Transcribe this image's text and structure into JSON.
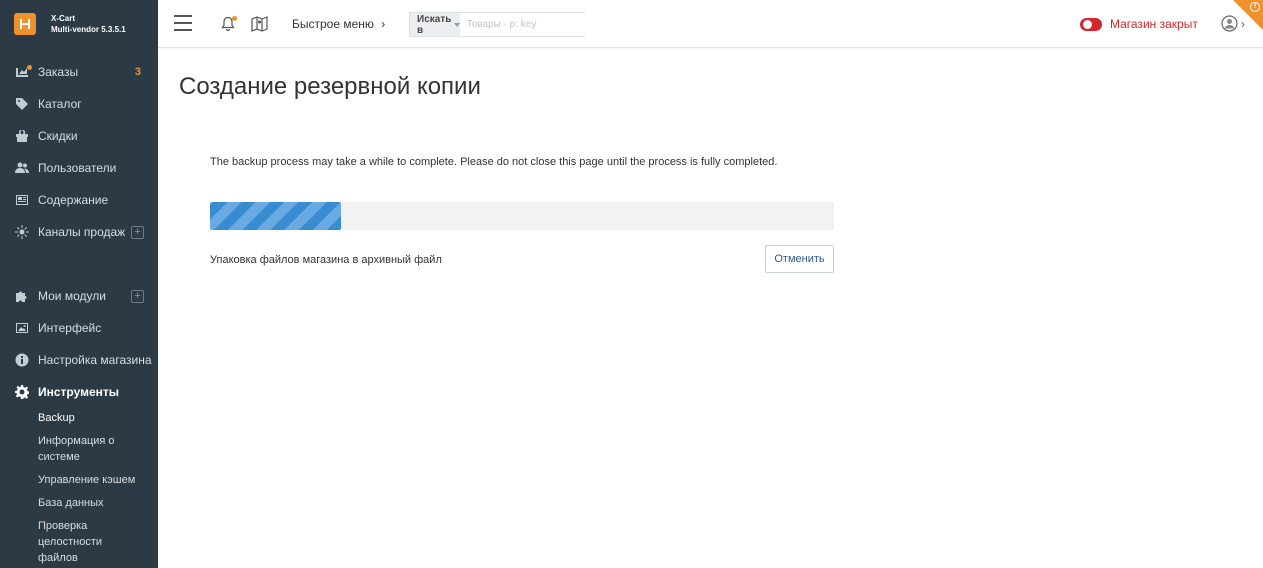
{
  "brand": {
    "name": "X-Cart",
    "version": "Multi-vendor 5.3.5.1"
  },
  "sidebar": {
    "items": [
      {
        "label": "Заказы",
        "icon": "orders-icon",
        "badge": "3"
      },
      {
        "label": "Каталог",
        "icon": "tag-icon"
      },
      {
        "label": "Скидки",
        "icon": "gift-icon"
      },
      {
        "label": "Пользователи",
        "icon": "users-icon"
      },
      {
        "label": "Содержание",
        "icon": "content-icon"
      },
      {
        "label": "Каналы продаж",
        "icon": "sales-channels-icon",
        "plus": true
      },
      {
        "label": "Мои модули",
        "icon": "puzzle-icon",
        "plus": true
      },
      {
        "label": "Интерфейс",
        "icon": "image-icon"
      },
      {
        "label": "Настройка магазина",
        "icon": "info-icon"
      },
      {
        "label": "Инструменты",
        "icon": "gear-icon",
        "active": true
      }
    ],
    "subitems": [
      "Backup",
      "Информация о системе",
      "Управление кэшем",
      "База данных",
      "Проверка целостности файлов"
    ]
  },
  "header": {
    "quick_menu": "Быстрое меню",
    "search_in": "Искать в",
    "search_placeholder": "Товары - p: key",
    "store_status": "Магазин закрыт"
  },
  "main": {
    "title": "Создание резервной копии",
    "notice": "The backup process may take a while to complete. Please do not close this page until the process is fully completed.",
    "progress": 0.21,
    "status": "Упаковка файлов магазина в архивный файл",
    "cancel": "Отменить"
  },
  "colors": {
    "accent": "#f0922b",
    "sidebar": "#2b3a44",
    "danger": "#d3272b",
    "progress": "#3a8cd2"
  }
}
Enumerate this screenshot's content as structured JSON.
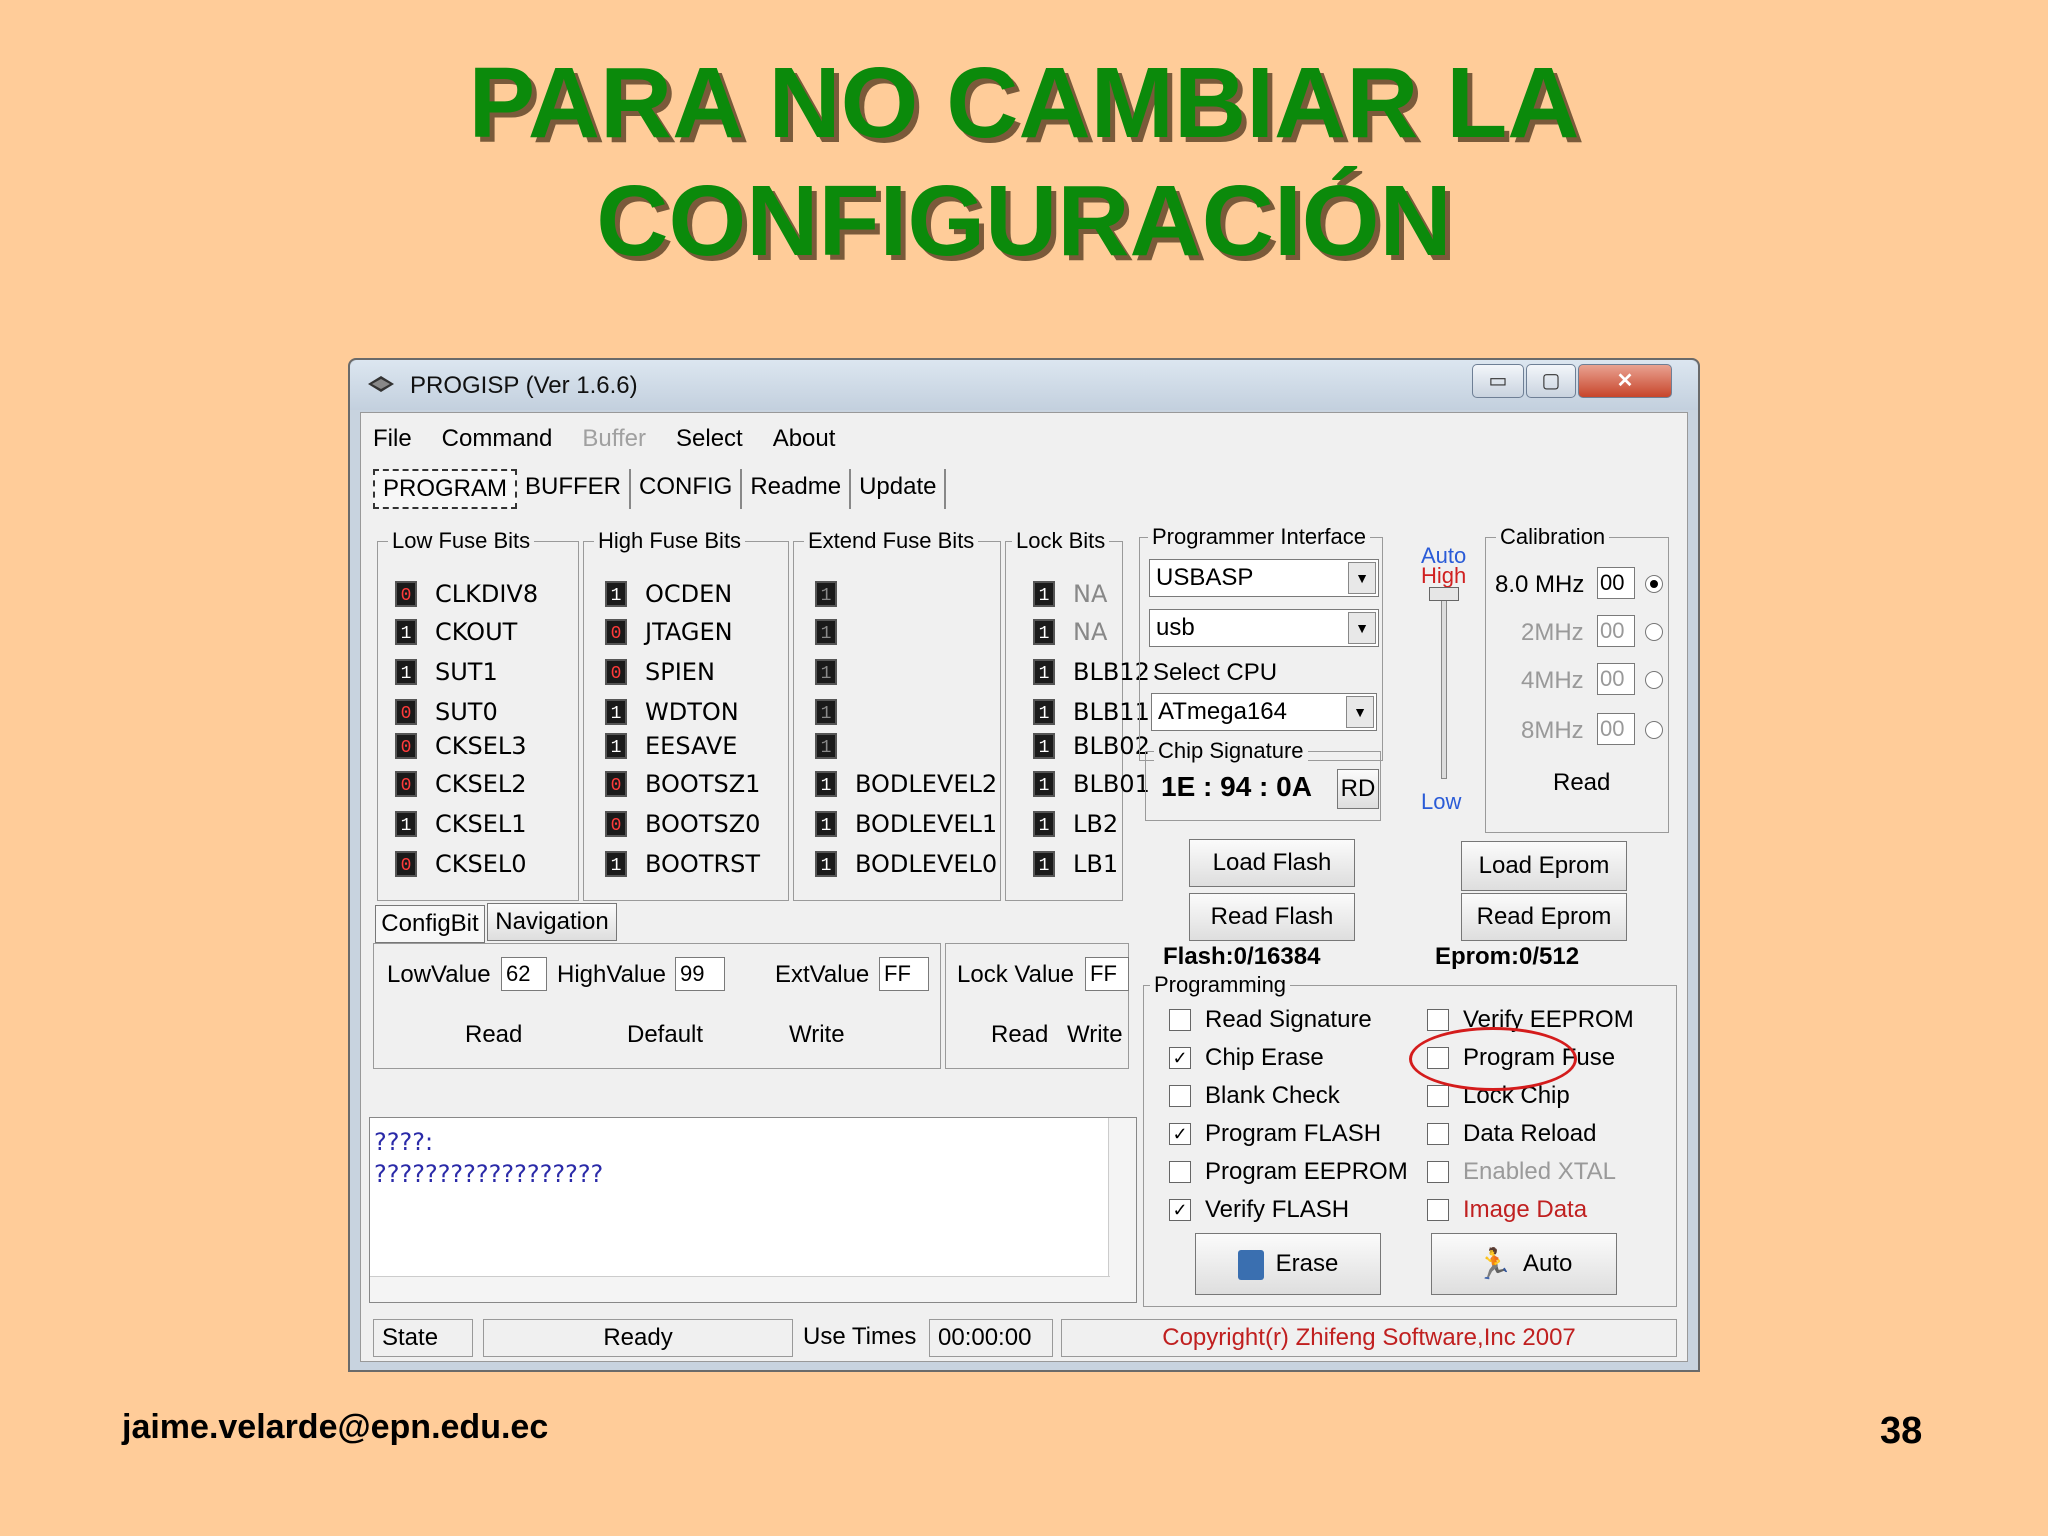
{
  "slide": {
    "title_line1": "PARA NO CAMBIAR LA",
    "title_line2": "CONFIGURACIÓN",
    "email": "jaime.velarde@epn.edu.ec",
    "page": "38"
  },
  "window": {
    "title": "PROGISP (Ver 1.6.6)",
    "min": "▭",
    "max": "▢",
    "close": "✕"
  },
  "menu": [
    "File",
    "Command",
    "Buffer",
    "Select",
    "About"
  ],
  "tabs": [
    "PROGRAM",
    "BUFFER",
    "CONFIG",
    "Readme",
    "Update"
  ],
  "fuses": {
    "low_title": "Low Fuse Bits",
    "high_title": "High Fuse Bits",
    "ext_title": "Extend Fuse Bits",
    "lock_title": "Lock Bits",
    "low": [
      {
        "bit": "0",
        "name": "CLKDIV8"
      },
      {
        "bit": "1",
        "name": "CKOUT"
      },
      {
        "bit": "1",
        "name": "SUT1"
      },
      {
        "bit": "0",
        "name": "SUT0"
      },
      {
        "bit": "0",
        "name": "CKSEL3"
      },
      {
        "bit": "0",
        "name": "CKSEL2"
      },
      {
        "bit": "1",
        "name": "CKSEL1"
      },
      {
        "bit": "0",
        "name": "CKSEL0"
      }
    ],
    "high": [
      {
        "bit": "1",
        "name": "OCDEN"
      },
      {
        "bit": "0",
        "name": "JTAGEN"
      },
      {
        "bit": "0",
        "name": "SPIEN"
      },
      {
        "bit": "1",
        "name": "WDTON"
      },
      {
        "bit": "1",
        "name": "EESAVE"
      },
      {
        "bit": "0",
        "name": "BOOTSZ1"
      },
      {
        "bit": "0",
        "name": "BOOTSZ0"
      },
      {
        "bit": "1",
        "name": "BOOTRST"
      }
    ],
    "ext": [
      {
        "bit": "1",
        "name": ""
      },
      {
        "bit": "1",
        "name": ""
      },
      {
        "bit": "1",
        "name": ""
      },
      {
        "bit": "1",
        "name": ""
      },
      {
        "bit": "1",
        "name": ""
      },
      {
        "bit": "1",
        "name": "BODLEVEL2"
      },
      {
        "bit": "1",
        "name": "BODLEVEL1"
      },
      {
        "bit": "1",
        "name": "BODLEVEL0"
      }
    ],
    "lock": [
      {
        "bit": "1",
        "name": "NA"
      },
      {
        "bit": "1",
        "name": "NA"
      },
      {
        "bit": "1",
        "name": "BLB12"
      },
      {
        "bit": "1",
        "name": "BLB11"
      },
      {
        "bit": "1",
        "name": "BLB02"
      },
      {
        "bit": "1",
        "name": "BLB01"
      },
      {
        "bit": "1",
        "name": "LB2"
      },
      {
        "bit": "1",
        "name": "LB1"
      }
    ]
  },
  "subtabs": [
    "ConfigBit",
    "Navigation"
  ],
  "values": {
    "low_label": "LowValue",
    "low": "62",
    "high_label": "HighValue",
    "high": "99",
    "ext_label": "ExtValue",
    "ext": "FF",
    "lock_label": "Lock Value",
    "lock": "FF",
    "read": "Read",
    "default": "Default",
    "write": "Write",
    "lock_read": "Read",
    "lock_write": "Write"
  },
  "log": {
    "line1": "????:",
    "line2": "??????????????????"
  },
  "programmer": {
    "title": "Programmer Interface",
    "interface": "USBASP",
    "port": "usb",
    "cpu_title": "Select CPU",
    "cpu": "ATmega164",
    "sig_title": "Chip Signature",
    "signature": "1E : 94 : 0A",
    "rd": "RD"
  },
  "auto": {
    "line1": "Auto",
    "line2": "High",
    "low": "Low"
  },
  "calibration": {
    "title": "Calibration",
    "rows": [
      {
        "freq": "8.0 MHz",
        "val": "00"
      },
      {
        "freq": "2MHz",
        "val": "00"
      },
      {
        "freq": "4MHz",
        "val": "00"
      },
      {
        "freq": "8MHz",
        "val": "00"
      }
    ],
    "read": "Read"
  },
  "buttons": {
    "load_flash": "Load Flash",
    "read_flash": "Read Flash",
    "load_eprom": "Load Eprom",
    "read_eprom": "Read Eprom",
    "erase": "Erase",
    "auto": "Auto"
  },
  "counters": {
    "flash": "Flash:0/16384",
    "eprom": "Eprom:0/512"
  },
  "programming": {
    "title": "Programming",
    "left": [
      {
        "label": "Read Signature",
        "checked": ""
      },
      {
        "label": "Chip Erase",
        "checked": "✓"
      },
      {
        "label": "Blank Check",
        "checked": ""
      },
      {
        "label": "Program FLASH",
        "checked": "✓"
      },
      {
        "label": "Program EEPROM",
        "checked": ""
      },
      {
        "label": "Verify FLASH",
        "checked": "✓"
      }
    ],
    "right": [
      {
        "label": "Verify EEPROM",
        "checked": ""
      },
      {
        "label": "Program Fuse",
        "checked": ""
      },
      {
        "label": "Lock Chip",
        "checked": ""
      },
      {
        "label": "Data Reload",
        "checked": ""
      },
      {
        "label": "Enabled XTAL",
        "checked": ""
      },
      {
        "label": "Image Data",
        "checked": ""
      }
    ]
  },
  "status": {
    "state": "State",
    "ready": "Ready",
    "use_times": "Use Times",
    "time": "00:00:00",
    "copyright": "Copyright(r) Zhifeng Software,Inc 2007"
  },
  "colors": {
    "title_green": "#0B8A0B",
    "background": "#FFCC99",
    "highlight_red": "#D41C1C"
  }
}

+--

Copy every line above word for word and exclude the pictures.

Transcribe this image's text and structure into JSON.
{
  "brand": {
    "name": "X-Cart",
    "version": "Multi-vendor 5.3.5.1"
  },
  "sidebar": {
    "items": [
      {
        "label": "Заказы",
        "icon": "orders-icon",
        "badge": "3"
      },
      {
        "label": "Каталог",
        "icon": "tag-icon"
      },
      {
        "label": "Скидки",
        "icon": "gift-icon"
      },
      {
        "label": "Пользователи",
        "icon": "users-icon"
      },
      {
        "label": "Содержание",
        "icon": "content-icon"
      },
      {
        "label": "Каналы продаж",
        "icon": "sales-channels-icon",
        "plus": true
      },
      {
        "label": "Мои модули",
        "icon": "puzzle-icon",
        "plus": true
      },
      {
        "label": "Интерфейс",
        "icon": "image-icon"
      },
      {
        "label": "Настройка магазина",
        "icon": "info-icon"
      },
      {
        "label": "Инструменты",
        "icon": "gear-icon",
        "active": true
      }
    ],
    "subitems": [
      "Backup",
      "Информация о системе",
      "Управление кэшем",
      "База данных",
      "Проверка целостности файлов"
    ]
  },
  "header": {
    "quick_menu": "Быстрое меню",
    "search_in": "Искать в",
    "search_placeholder": "Товары - p: key",
    "store_status": "Магазин закрыт"
  },
  "main": {
    "title": "Создание резервной копии",
    "notice": "The backup process may take a while to complete. Please do not close this page until the process is fully completed.",
    "progress": 0.21,
    "status": "Упаковка файлов магазина в архивный файл",
    "cancel": "Отменить"
  },
  "colors": {
    "accent": "#f0922b",
    "sidebar": "#2b3a44",
    "danger": "#d3272b",
    "progress": "#3a8cd2"
  }
}
Enumerate this screenshot's content as structured JSON.
{
  "slide": {
    "title_line1": "PARA NO CAMBIAR LA",
    "title_line2": "CONFIGURACIÓN",
    "email": "jaime.velarde@epn.edu.ec",
    "page": "38"
  },
  "window": {
    "title": "PROGISP (Ver 1.6.6)",
    "min": "▭",
    "max": "▢",
    "close": "✕"
  },
  "menu": [
    "File",
    "Command",
    "Buffer",
    "Select",
    "About"
  ],
  "tabs": [
    "PROGRAM",
    "BUFFER",
    "CONFIG",
    "Readme",
    "Update"
  ],
  "fuses": {
    "low_title": "Low Fuse Bits",
    "high_title": "High Fuse Bits",
    "ext_title": "Extend Fuse Bits",
    "lock_title": "Lock Bits",
    "low": [
      {
        "bit": "0",
        "name": "CLKDIV8"
      },
      {
        "bit": "1",
        "name": "CKOUT"
      },
      {
        "bit": "1",
        "name": "SUT1"
      },
      {
        "bit": "0",
        "name": "SUT0"
      },
      {
        "bit": "0",
        "name": "CKSEL3"
      },
      {
        "bit": "0",
        "name": "CKSEL2"
      },
      {
        "bit": "1",
        "name": "CKSEL1"
      },
      {
        "bit": "0",
        "name": "CKSEL0"
      }
    ],
    "high": [
      {
        "bit": "1",
        "name": "OCDEN"
      },
      {
        "bit": "0",
        "name": "JTAGEN"
      },
      {
        "bit": "0",
        "name": "SPIEN"
      },
      {
        "bit": "1",
        "name": "WDTON"
      },
      {
        "bit": "1",
        "name": "EESAVE"
      },
      {
        "bit": "0",
        "name": "BOOTSZ1"
      },
      {
        "bit": "0",
        "name": "BOOTSZ0"
      },
      {
        "bit": "1",
        "name": "BOOTRST"
      }
    ],
    "ext": [
      {
        "bit": "1",
        "name": ""
      },
      {
        "bit": "1",
        "name": ""
      },
      {
        "bit": "1",
        "name": ""
      },
      {
        "bit": "1",
        "name": ""
      },
      {
        "bit": "1",
        "name": ""
      },
      {
        "bit": "1",
        "name": "BODLEVEL2"
      },
      {
        "bit": "1",
        "name": "BODLEVEL1"
      },
      {
        "bit": "1",
        "name": "BODLEVEL0"
      }
    ],
    "lock": [
      {
        "bit": "1",
        "name": "NA"
      },
      {
        "bit": "1",
        "name": "NA"
      },
      {
        "bit": "1",
        "name": "BLB12"
      },
      {
        "bit": "1",
        "name": "BLB11"
      },
      {
        "bit": "1",
        "name": "BLB02"
      },
      {
        "bit": "1",
        "name": "BLB01"
      },
      {
        "bit": "1",
        "name": "LB2"
      },
      {
        "bit": "1",
        "name": "LB1"
      }
    ]
  },
  "subtabs": [
    "ConfigBit",
    "Navigation"
  ],
  "values": {
    "low_label": "LowValue",
    "low": "62",
    "high_label": "HighValue",
    "high": "99",
    "ext_label": "ExtValue",
    "ext": "FF",
    "lock_label": "Lock Value",
    "lock": "FF",
    "read": "Read",
    "default": "Default",
    "write": "Write",
    "lock_read": "Read",
    "lock_write": "Write"
  },
  "log": {
    "line1": "????:",
    "line2": "??????????????????"
  },
  "programmer": {
    "title": "Programmer Interface",
    "interface": "USBASP",
    "port": "usb",
    "cpu_title": "Select CPU",
    "cpu": "ATmega164",
    "sig_title": "Chip Signature",
    "signature": "1E : 94 : 0A",
    "rd": "RD"
  },
  "auto": {
    "line1": "Auto",
    "line2": "High",
    "low": "Low"
  },
  "calibration": {
    "title": "Calibration",
    "rows": [
      {
        "freq": "8.0 MHz",
        "val": "00"
      },
      {
        "freq": "2MHz",
        "val": "00"
      },
      {
        "freq": "4MHz",
        "val": "00"
      },
      {
        "freq": "8MHz",
        "val": "00"
      }
    ],
    "read": "Read"
  },
  "buttons": {
    "load_flash": "Load Flash",
    "read_flash": "Read Flash",
    "load_eprom": "Load Eprom",
    "read_eprom": "Read Eprom",
    "erase": "Erase",
    "auto": "Auto"
  },
  "counters": {
    "flash": "Flash:0/16384",
    "eprom": "Eprom:0/512"
  },
  "programming": {
    "title": "Programming",
    "left": [
      {
        "label": "Read Signature",
        "checked": ""
      },
      {
        "label": "Chip Erase",
        "checked": "✓"
      },
      {
        "label": "Blank Check",
        "checked": ""
      },
      {
        "label": "Program FLASH",
        "checked": "✓"
      },
      {
        "label": "Program EEPROM",
        "checked": ""
      },
      {
        "label": "Verify FLASH",
        "checked": "✓"
      }
    ],
    "right": [
      {
        "label": "Verify EEPROM",
        "checked": ""
      },
      {
        "label": "Program Fuse",
        "checked": ""
      },
      {
        "label": "Lock Chip",
        "checked": ""
      },
      {
        "label": "Data Reload",
        "checked": ""
      },
      {
        "label": "Enabled XTAL",
        "checked": ""
      },
      {
        "label": "Image Data",
        "checked": ""
      }
    ]
  },
  "status": {
    "state": "State",
    "ready": "Ready",
    "use_times": "Use Times",
    "time": "00:00:00",
    "copyright": "Copyright(r) Zhifeng Software,Inc 2007"
  },
  "colors": {
    "title_green": "#0B8A0B",
    "background": "#FFCC99",
    "highlight_red": "#D41C1C"
  }
}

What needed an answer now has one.